Task directions: Each line below must be set down exactly; omit any image you find.

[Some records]
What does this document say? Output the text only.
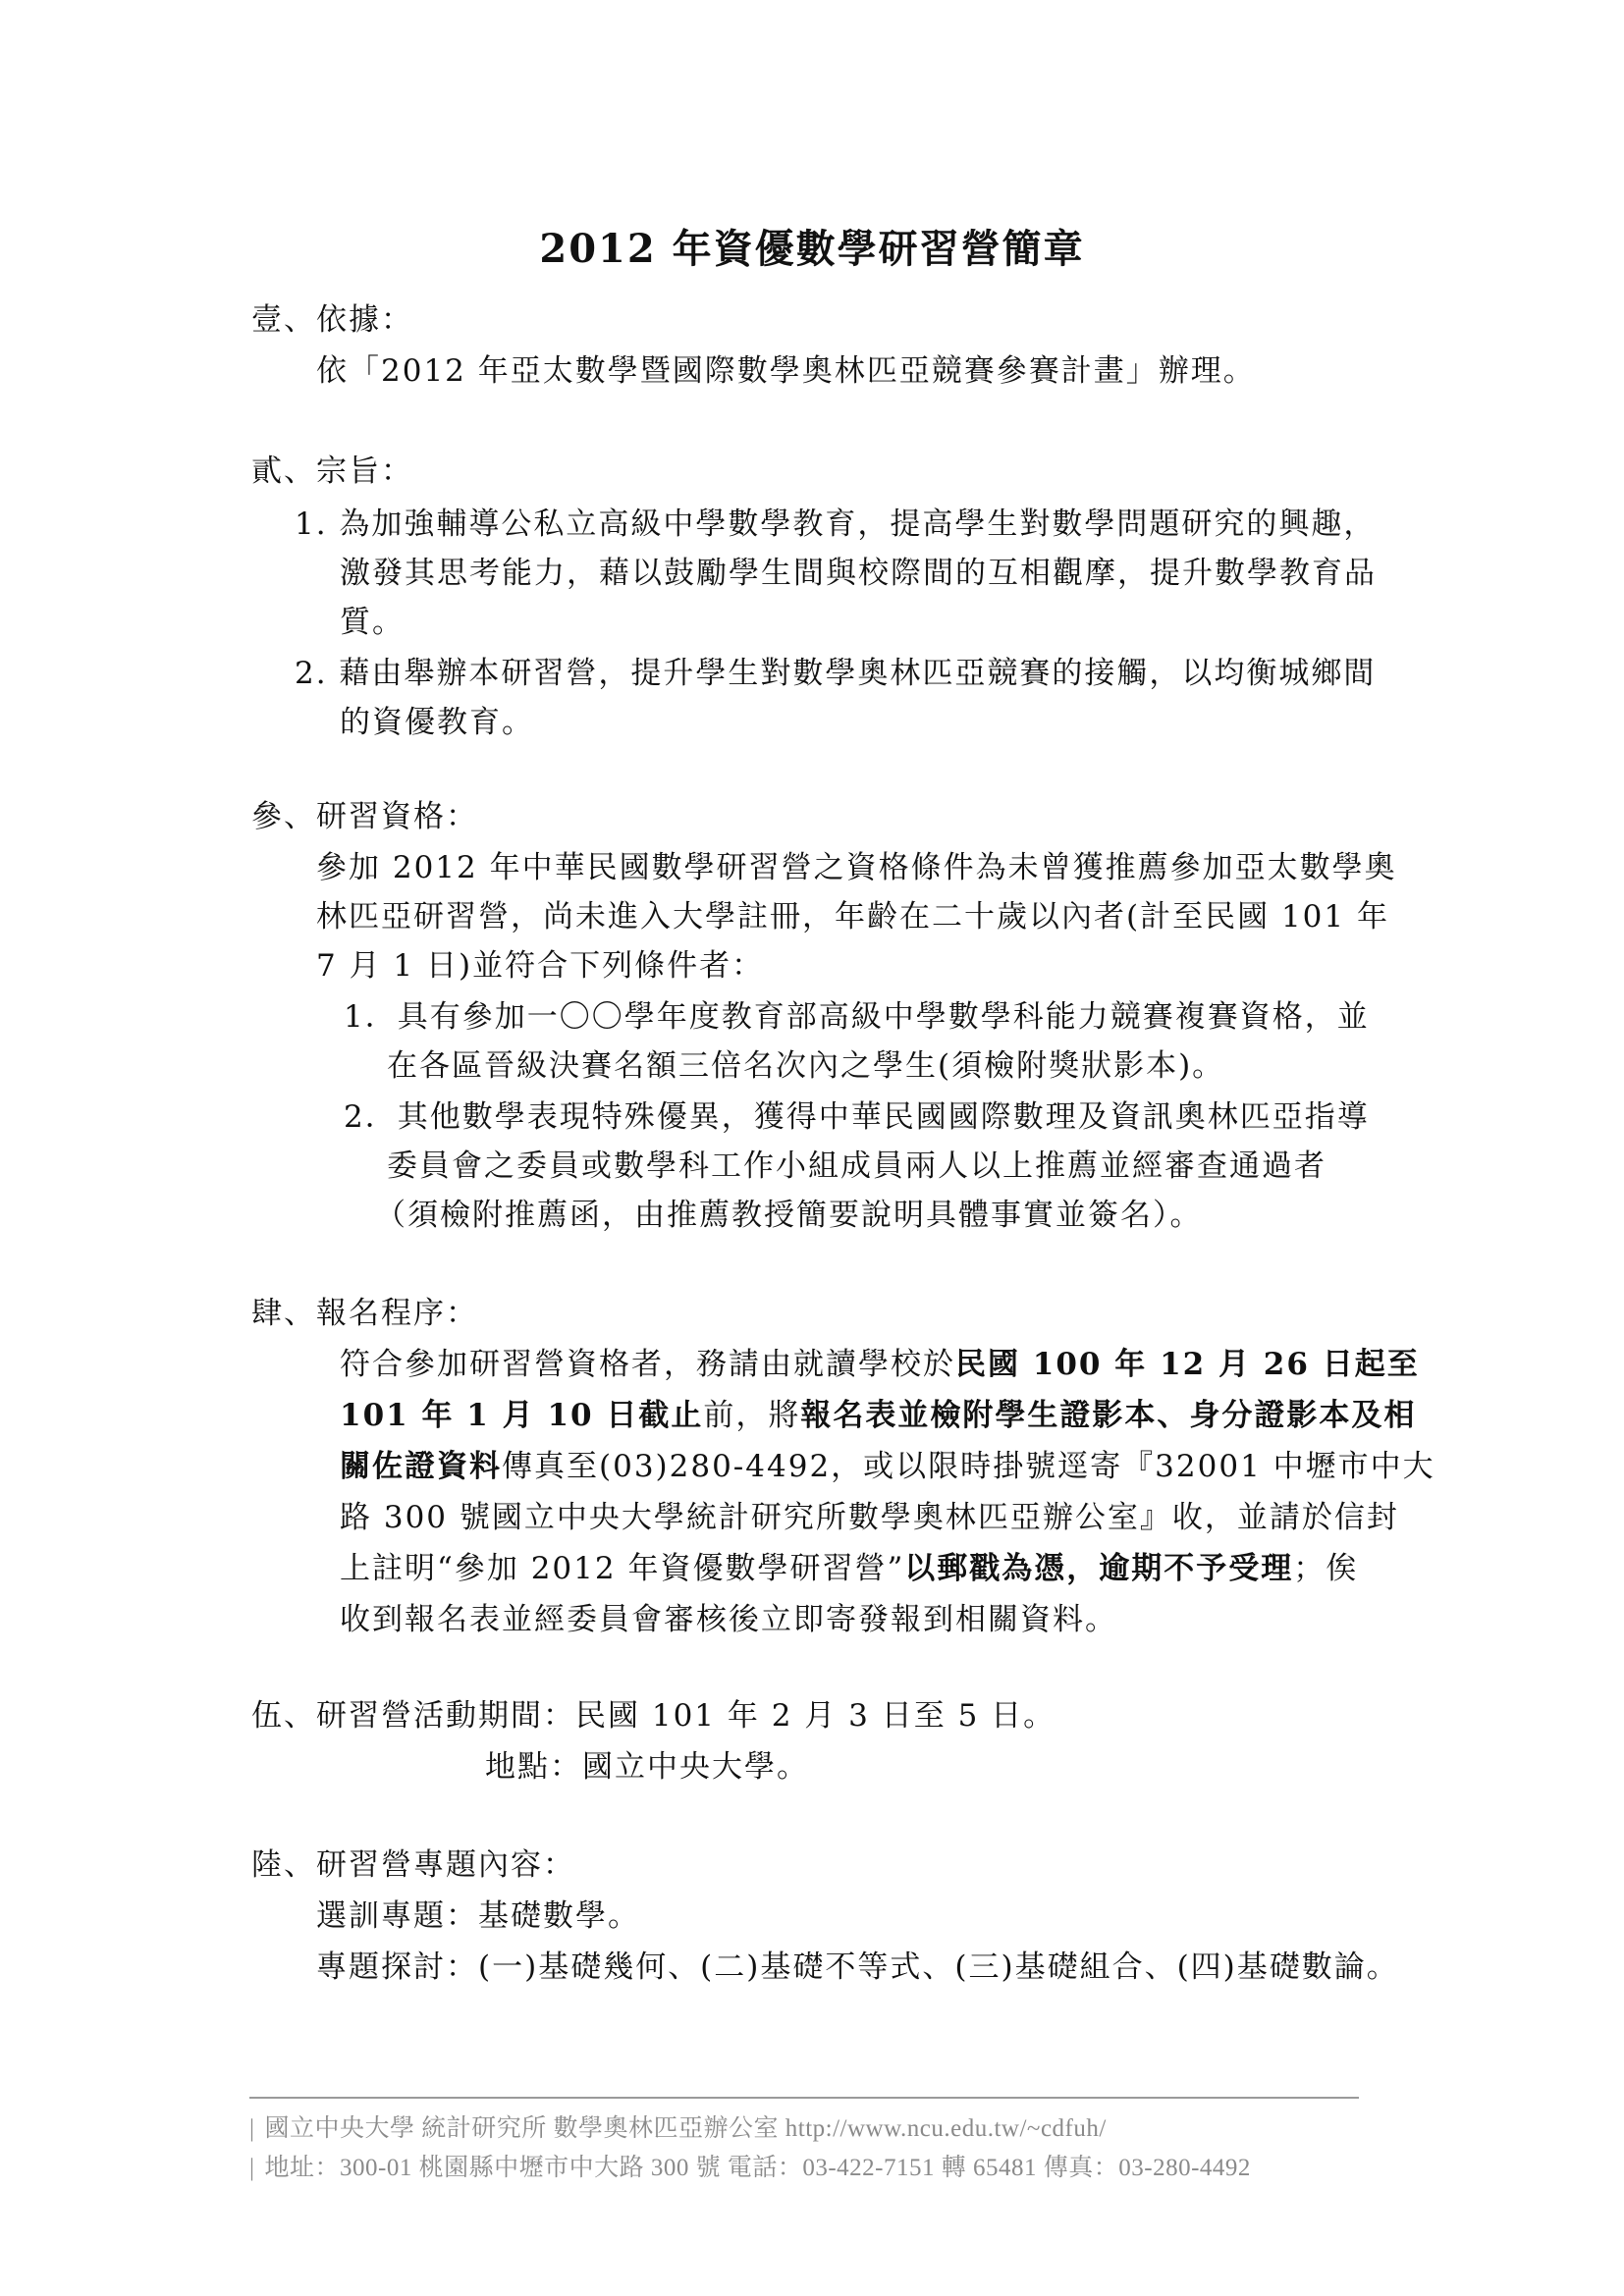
2012 年資優數學研習營簡章
壹、依據：
依「2012 年亞太數學暨國際數學奧林匹亞競賽參賽計畫」辦理。
貳、宗旨：
1. 為加強輔導公私立高級中學數學教育，提高學生對數學問題研究的興趣，
激發其思考能力，藉以鼓勵學生間與校際間的互相觀摩，提升數學教育品
質。
2. 藉由舉辦本研習營，提升學生對數學奧林匹亞競賽的接觸，以均衡城鄉間
的資優教育。
參、研習資格：
參加 2012 年中華民國數學研習營之資格條件為未曾獲推薦參加亞太數學奧
林匹亞研習營，尚未進入大學註冊，年齡在二十歲以內者(計至民國 101 年
7 月 1 日)並符合下列條件者：
1．具有參加一〇〇學年度教育部高級中學數學科能力競賽複賽資格，並
在各區晉級決賽名額三倍名次內之學生(須檢附獎狀影本)。
2．其他數學表現特殊優異，獲得中華民國國際數理及資訊奧林匹亞指導
委員會之委員或數學科工作小組成員兩人以上推薦並經審查通過者
（須檢附推薦函，由推薦教授簡要說明具體事實並簽名）。
肆、報名程序：
符合參加研習營資格者，務請由就讀學校於民國 100 年 12 月 26 日起至
101 年 1 月 10 日截止前，將報名表並檢附學生證影本、身分證影本及相
關佐證資料傳真至(03)280-4492，或以限時掛號逕寄『32001 中壢市中大
路 300 號國立中央大學統計研究所數學奧林匹亞辦公室』收，並請於信封
上註明“參加 2012 年資優數學研習營”以郵戳為憑，逾期不予受理；俟
收到報名表並經委員會審核後立即寄發報到相關資料。
伍、研習營活動期間：民國 101 年 2 月 3 日至 5 日。
地點：國立中央大學。
陸、研習營專題內容：
選訓專題：基礎數學。
專題探討：(一)基礎幾何、(二)基礎不等式、(三)基礎組合、(四)基礎數論。
| 國立中央大學 統計研究所 數學奧林匹亞辦公室 http://www.ncu.edu.tw/~cdfuh/
| 地址：300-01 桃園縣中壢市中大路 300 號 電話：03-422-7151 轉 65481 傳真：03-280-4492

Answer:
What does this document say? Output the text only.
2012 年資優數學研習營簡章
壹、依據：
依「2012 年亞太數學暨國際數學奧林匹亞競賽參賽計畫」辦理。
貳、宗旨：
1. 為加強輔導公私立高級中學數學教育，提高學生對數學問題研究的興趣，
激發其思考能力，藉以鼓勵學生間與校際間的互相觀摩，提升數學教育品
質。
2. 藉由舉辦本研習營，提升學生對數學奧林匹亞競賽的接觸，以均衡城鄉間
的資優教育。
參、研習資格：
參加 2012 年中華民國數學研習營之資格條件為未曾獲推薦參加亞太數學奧
林匹亞研習營，尚未進入大學註冊，年齡在二十歲以內者(計至民國 101 年
7 月 1 日)並符合下列條件者：
1．具有參加一〇〇學年度教育部高級中學數學科能力競賽複賽資格，並
在各區晉級決賽名額三倍名次內之學生(須檢附獎狀影本)。
2．其他數學表現特殊優異，獲得中華民國國際數理及資訊奧林匹亞指導
委員會之委員或數學科工作小組成員兩人以上推薦並經審查通過者
（須檢附推薦函，由推薦教授簡要說明具體事實並簽名）。
肆、報名程序：
符合參加研習營資格者，務請由就讀學校於民國 100 年 12 月 26 日起至
101 年 1 月 10 日截止前，將報名表並檢附學生證影本、身分證影本及相
關佐證資料傳真至(03)280-4492，或以限時掛號逕寄『32001 中壢市中大
路 300 號國立中央大學統計研究所數學奧林匹亞辦公室』收，並請於信封
上註明“參加 2012 年資優數學研習營”以郵戳為憑，逾期不予受理；俟
收到報名表並經委員會審核後立即寄發報到相關資料。
伍、研習營活動期間：民國 101 年 2 月 3 日至 5 日。
地點：國立中央大學。
陸、研習營專題內容：
選訓專題：基礎數學。
專題探討：(一)基礎幾何、(二)基礎不等式、(三)基礎組合、(四)基礎數論。
| 國立中央大學 統計研究所 數學奧林匹亞辦公室 http://www.ncu.edu.tw/~cdfuh/
| 地址：300-01 桃園縣中壢市中大路 300 號 電話：03-422-7151 轉 65481 傳真：03-280-4492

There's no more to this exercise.